= Task goal =
Using the listing below, report all lines holding the word "WATER".
**** Record extracts ****
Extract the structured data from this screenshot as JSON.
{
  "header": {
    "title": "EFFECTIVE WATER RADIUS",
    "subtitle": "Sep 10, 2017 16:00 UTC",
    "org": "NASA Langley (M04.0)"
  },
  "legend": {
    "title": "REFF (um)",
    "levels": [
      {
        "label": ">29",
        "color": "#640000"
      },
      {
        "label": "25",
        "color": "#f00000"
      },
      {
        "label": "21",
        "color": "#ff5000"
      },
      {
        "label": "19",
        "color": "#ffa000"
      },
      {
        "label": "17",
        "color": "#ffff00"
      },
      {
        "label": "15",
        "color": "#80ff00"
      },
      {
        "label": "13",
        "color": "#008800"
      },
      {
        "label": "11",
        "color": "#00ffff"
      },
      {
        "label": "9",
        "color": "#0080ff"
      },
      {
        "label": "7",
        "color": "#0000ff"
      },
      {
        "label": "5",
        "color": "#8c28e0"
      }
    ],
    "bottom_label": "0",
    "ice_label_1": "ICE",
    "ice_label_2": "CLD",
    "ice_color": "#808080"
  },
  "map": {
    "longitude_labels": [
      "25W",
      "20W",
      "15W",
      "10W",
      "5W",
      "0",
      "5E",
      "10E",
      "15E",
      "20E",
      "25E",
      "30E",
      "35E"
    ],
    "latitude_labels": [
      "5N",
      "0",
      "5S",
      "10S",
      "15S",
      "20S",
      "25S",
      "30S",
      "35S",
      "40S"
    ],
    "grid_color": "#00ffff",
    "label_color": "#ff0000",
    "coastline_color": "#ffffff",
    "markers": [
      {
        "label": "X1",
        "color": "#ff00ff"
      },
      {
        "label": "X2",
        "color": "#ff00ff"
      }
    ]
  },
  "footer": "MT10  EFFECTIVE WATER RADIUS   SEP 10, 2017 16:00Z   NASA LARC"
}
****
**** Record extracts ****
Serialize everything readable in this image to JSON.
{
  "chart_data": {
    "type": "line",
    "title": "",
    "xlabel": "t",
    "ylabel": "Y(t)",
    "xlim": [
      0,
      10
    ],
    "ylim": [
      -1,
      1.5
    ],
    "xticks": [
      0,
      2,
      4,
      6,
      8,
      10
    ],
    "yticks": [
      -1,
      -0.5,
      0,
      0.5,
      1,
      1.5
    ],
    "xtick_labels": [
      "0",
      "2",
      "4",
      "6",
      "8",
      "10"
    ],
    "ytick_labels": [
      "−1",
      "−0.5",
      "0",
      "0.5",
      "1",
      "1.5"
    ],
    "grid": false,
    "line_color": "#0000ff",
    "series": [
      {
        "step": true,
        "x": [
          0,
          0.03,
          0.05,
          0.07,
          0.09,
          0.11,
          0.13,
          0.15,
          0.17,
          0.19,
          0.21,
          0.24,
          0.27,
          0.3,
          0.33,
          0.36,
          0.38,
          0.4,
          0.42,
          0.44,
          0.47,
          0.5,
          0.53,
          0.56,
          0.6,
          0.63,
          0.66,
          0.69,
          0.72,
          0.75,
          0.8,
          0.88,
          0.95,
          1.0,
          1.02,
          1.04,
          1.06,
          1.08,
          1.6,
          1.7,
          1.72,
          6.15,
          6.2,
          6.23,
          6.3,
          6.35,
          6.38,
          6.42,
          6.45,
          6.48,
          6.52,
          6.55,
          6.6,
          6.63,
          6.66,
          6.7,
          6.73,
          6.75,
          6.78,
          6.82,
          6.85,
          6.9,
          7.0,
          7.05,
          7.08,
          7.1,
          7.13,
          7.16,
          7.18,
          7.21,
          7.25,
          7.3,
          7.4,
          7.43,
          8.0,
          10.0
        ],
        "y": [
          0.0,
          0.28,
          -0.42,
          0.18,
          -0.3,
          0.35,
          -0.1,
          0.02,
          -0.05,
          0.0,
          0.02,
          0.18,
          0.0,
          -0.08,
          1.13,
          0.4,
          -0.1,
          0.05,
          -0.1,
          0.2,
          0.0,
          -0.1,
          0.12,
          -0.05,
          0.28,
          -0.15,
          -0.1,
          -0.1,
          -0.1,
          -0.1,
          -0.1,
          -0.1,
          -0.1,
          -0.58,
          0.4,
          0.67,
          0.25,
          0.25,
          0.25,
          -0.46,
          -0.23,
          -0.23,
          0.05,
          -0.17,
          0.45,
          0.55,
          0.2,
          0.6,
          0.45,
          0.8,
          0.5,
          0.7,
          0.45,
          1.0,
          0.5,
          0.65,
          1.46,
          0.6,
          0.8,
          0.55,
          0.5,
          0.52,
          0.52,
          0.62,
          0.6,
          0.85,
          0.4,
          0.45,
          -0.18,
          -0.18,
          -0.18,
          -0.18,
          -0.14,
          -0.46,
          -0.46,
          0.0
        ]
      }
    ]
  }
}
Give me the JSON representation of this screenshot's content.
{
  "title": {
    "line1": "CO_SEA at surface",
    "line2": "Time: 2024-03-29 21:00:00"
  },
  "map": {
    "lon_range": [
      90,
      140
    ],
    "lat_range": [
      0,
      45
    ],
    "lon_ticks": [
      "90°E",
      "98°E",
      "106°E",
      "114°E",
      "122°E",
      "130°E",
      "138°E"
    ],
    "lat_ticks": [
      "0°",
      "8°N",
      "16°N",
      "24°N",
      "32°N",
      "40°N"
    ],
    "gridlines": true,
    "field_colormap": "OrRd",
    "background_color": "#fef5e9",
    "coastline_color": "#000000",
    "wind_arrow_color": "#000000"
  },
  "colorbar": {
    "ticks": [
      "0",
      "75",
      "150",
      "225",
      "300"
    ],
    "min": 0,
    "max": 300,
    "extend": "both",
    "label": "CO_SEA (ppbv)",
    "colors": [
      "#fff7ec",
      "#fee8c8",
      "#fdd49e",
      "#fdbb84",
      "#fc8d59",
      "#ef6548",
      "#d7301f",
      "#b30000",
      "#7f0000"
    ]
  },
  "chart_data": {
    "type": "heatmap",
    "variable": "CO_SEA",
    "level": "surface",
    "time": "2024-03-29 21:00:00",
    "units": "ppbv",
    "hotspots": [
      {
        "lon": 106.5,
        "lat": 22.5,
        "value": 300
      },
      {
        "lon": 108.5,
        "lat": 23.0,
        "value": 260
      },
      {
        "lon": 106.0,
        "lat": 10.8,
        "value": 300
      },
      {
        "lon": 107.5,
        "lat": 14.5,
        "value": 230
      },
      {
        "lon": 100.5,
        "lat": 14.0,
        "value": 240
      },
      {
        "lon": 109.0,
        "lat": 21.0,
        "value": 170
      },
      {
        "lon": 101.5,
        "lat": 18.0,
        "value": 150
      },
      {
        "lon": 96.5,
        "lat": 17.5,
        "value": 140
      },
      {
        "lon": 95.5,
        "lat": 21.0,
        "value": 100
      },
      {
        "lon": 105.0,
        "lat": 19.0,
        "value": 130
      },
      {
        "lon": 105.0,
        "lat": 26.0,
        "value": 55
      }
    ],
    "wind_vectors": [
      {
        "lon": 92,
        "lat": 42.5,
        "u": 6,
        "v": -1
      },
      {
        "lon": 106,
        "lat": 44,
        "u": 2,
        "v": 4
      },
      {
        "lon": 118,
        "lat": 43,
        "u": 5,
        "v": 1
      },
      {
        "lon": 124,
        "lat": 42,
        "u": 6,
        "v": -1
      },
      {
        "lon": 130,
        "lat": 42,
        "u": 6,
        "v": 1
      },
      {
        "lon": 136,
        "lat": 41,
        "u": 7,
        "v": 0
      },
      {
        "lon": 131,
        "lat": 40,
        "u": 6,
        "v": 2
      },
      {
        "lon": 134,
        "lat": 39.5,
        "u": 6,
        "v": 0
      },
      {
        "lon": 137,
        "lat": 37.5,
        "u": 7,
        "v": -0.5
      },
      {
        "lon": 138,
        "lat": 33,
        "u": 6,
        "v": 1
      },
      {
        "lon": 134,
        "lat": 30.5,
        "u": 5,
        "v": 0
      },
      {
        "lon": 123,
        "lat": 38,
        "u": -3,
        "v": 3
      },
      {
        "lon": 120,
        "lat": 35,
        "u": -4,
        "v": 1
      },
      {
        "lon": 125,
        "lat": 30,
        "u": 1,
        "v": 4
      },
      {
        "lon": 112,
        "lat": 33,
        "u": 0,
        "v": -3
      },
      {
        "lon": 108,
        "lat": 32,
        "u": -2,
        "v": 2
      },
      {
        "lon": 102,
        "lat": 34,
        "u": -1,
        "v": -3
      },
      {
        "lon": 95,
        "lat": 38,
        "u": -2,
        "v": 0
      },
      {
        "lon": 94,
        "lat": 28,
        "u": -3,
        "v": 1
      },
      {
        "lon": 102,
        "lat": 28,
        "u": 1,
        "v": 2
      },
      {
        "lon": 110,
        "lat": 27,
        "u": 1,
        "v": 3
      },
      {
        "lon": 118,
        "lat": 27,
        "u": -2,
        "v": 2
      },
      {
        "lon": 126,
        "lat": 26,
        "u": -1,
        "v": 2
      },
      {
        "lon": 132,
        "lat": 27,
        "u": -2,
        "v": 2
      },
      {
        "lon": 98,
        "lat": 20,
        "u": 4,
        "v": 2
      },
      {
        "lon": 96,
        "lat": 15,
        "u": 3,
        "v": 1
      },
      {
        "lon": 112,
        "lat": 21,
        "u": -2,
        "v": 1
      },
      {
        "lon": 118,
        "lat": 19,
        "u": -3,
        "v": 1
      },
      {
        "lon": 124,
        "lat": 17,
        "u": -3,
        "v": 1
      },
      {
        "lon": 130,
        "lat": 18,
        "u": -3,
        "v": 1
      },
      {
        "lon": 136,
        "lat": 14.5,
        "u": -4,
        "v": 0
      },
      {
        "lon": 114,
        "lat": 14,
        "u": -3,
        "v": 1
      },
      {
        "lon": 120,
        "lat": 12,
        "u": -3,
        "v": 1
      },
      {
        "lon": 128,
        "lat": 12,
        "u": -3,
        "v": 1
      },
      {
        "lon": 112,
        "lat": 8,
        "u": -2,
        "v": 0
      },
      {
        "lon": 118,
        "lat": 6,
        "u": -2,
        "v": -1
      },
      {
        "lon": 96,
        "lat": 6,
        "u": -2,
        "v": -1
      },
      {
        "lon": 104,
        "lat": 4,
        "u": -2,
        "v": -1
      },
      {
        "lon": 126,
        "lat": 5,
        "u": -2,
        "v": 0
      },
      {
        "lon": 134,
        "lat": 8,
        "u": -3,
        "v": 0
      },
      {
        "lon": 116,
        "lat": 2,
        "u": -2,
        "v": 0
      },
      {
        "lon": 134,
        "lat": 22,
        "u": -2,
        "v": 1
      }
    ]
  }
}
****
**** Record extracts ****
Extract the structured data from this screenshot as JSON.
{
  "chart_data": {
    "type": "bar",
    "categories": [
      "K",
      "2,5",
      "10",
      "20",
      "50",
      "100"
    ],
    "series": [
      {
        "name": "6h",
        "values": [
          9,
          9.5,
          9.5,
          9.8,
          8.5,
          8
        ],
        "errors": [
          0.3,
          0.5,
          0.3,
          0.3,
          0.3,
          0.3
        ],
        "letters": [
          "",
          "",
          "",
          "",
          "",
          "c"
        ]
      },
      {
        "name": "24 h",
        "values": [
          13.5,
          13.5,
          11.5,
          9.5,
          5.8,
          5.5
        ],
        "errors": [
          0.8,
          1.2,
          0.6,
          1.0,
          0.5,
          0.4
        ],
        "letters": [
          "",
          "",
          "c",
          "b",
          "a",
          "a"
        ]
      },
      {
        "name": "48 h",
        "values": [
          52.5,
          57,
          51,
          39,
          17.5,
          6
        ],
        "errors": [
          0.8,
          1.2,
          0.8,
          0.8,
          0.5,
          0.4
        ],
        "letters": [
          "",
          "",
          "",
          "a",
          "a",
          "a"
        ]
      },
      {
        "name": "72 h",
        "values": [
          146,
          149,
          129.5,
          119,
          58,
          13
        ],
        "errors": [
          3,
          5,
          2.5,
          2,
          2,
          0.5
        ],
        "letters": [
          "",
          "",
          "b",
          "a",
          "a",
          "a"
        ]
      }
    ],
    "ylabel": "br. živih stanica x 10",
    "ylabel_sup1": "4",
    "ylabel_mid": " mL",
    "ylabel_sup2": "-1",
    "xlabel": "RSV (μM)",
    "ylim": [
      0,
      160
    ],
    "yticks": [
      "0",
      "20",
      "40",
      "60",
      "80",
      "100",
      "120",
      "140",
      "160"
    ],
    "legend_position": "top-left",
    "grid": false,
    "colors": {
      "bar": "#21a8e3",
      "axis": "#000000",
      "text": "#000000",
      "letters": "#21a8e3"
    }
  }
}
****
= Written response =
    "title": "EFFECTIVE WATER RADIUS",
  "footer": "MT10  EFFECTIVE WATER RADIUS   SEP 10, 2017 16:00Z   NASA LARC"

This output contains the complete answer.